(Stored data)
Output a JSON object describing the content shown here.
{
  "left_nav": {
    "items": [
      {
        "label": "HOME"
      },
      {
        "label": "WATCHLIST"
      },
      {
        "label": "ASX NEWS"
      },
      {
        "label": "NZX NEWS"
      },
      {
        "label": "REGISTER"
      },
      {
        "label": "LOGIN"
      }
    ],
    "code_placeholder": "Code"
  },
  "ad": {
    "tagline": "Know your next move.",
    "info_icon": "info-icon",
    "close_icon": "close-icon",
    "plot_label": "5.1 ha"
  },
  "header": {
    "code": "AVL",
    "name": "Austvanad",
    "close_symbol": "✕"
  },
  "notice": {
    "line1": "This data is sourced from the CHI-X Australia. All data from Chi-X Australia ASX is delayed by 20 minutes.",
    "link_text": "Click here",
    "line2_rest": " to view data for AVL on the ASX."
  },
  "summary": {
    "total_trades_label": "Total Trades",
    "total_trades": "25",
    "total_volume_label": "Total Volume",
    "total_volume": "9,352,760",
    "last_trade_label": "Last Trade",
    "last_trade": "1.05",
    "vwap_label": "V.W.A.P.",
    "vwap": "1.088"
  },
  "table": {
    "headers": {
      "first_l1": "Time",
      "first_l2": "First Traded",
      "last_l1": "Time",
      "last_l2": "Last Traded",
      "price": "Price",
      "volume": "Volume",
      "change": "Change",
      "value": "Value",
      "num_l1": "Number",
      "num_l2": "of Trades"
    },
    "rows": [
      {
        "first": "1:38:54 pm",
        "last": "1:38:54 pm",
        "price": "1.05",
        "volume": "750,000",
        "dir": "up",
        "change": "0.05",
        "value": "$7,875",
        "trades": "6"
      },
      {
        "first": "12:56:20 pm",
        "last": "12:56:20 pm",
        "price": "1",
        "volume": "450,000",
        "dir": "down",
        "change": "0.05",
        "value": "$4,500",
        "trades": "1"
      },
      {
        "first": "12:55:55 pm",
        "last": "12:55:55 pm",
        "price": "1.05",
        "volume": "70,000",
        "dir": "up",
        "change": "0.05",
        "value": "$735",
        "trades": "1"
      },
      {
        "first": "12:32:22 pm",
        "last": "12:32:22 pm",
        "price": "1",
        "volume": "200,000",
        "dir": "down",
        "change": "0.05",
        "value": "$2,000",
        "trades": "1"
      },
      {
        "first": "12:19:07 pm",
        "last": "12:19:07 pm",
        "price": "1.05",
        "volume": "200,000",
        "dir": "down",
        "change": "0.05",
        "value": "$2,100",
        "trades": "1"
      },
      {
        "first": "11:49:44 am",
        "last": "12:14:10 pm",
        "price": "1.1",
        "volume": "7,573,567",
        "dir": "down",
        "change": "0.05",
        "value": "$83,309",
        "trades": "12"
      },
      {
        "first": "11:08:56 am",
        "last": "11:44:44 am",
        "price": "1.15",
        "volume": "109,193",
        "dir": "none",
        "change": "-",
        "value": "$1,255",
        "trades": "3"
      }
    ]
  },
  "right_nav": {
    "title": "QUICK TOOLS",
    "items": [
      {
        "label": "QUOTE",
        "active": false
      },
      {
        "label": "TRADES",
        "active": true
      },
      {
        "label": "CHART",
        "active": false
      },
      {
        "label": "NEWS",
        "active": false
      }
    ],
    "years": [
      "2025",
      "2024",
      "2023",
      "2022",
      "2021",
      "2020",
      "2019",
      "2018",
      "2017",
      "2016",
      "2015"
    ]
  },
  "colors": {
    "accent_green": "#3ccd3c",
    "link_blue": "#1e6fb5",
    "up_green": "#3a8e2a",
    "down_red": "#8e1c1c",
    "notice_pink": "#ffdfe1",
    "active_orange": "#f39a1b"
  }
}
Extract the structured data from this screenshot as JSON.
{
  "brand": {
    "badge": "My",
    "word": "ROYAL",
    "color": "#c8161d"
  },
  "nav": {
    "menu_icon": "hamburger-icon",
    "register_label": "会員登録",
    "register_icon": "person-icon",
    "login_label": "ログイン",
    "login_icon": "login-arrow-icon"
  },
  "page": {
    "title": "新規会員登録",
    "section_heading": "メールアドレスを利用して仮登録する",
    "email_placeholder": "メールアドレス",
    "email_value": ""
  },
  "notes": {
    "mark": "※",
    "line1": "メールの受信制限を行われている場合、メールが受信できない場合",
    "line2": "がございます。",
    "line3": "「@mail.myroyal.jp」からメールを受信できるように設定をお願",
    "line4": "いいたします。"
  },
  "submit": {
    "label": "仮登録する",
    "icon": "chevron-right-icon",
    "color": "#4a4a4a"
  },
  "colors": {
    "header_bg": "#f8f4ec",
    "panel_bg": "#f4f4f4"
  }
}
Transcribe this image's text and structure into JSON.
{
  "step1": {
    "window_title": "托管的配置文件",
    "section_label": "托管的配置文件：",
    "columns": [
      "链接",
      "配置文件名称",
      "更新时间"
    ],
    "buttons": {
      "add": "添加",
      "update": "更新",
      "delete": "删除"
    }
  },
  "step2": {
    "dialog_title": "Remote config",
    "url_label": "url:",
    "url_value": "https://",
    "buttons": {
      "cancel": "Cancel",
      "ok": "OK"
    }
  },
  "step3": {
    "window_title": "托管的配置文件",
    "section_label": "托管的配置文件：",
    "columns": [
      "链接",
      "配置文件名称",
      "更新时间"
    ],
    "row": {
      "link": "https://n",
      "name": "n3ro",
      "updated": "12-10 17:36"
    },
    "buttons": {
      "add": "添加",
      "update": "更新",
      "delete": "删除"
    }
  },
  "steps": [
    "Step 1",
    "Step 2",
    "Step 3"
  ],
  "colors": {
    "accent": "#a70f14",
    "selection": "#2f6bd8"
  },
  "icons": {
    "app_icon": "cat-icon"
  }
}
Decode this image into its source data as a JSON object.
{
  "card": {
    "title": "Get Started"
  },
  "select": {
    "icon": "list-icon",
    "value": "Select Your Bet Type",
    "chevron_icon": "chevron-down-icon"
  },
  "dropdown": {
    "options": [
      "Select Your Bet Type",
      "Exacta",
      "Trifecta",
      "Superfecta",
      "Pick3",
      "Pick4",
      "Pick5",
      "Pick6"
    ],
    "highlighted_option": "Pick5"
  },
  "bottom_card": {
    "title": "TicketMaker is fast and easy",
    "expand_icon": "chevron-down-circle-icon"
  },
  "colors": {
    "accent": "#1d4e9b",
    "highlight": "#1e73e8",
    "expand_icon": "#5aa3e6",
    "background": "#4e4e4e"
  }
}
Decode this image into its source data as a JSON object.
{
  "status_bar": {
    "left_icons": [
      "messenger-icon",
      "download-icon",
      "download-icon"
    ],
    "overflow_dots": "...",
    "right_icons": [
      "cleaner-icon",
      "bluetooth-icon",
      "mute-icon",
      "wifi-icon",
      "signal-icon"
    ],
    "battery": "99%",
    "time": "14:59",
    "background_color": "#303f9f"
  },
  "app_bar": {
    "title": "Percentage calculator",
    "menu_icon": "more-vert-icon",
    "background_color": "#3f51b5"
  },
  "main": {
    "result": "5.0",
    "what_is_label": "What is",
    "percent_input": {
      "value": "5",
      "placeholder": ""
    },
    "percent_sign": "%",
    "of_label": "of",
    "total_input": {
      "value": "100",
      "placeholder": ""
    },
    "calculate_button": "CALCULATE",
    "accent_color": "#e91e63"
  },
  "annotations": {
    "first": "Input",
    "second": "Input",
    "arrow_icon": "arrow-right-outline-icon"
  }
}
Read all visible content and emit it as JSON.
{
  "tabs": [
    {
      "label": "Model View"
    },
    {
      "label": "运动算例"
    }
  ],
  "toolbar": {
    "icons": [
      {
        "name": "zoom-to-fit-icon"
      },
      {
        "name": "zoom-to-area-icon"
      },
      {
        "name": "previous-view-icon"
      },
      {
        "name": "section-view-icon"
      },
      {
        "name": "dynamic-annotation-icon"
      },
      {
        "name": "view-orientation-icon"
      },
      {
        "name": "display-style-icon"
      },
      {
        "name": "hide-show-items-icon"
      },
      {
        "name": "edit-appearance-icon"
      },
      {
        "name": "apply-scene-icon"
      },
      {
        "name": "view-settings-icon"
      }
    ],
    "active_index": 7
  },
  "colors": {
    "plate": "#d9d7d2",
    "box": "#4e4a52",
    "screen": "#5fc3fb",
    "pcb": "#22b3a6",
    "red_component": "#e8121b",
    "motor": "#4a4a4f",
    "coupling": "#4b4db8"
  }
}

• [Task goal]
Extract every line containing the string "chevron" from the material.

• [Result below]
    "icon": "chevron-right-icon",
    "chevron_icon": "chevron-down-icon"
    "expand_icon": "chevron-down-circle-icon"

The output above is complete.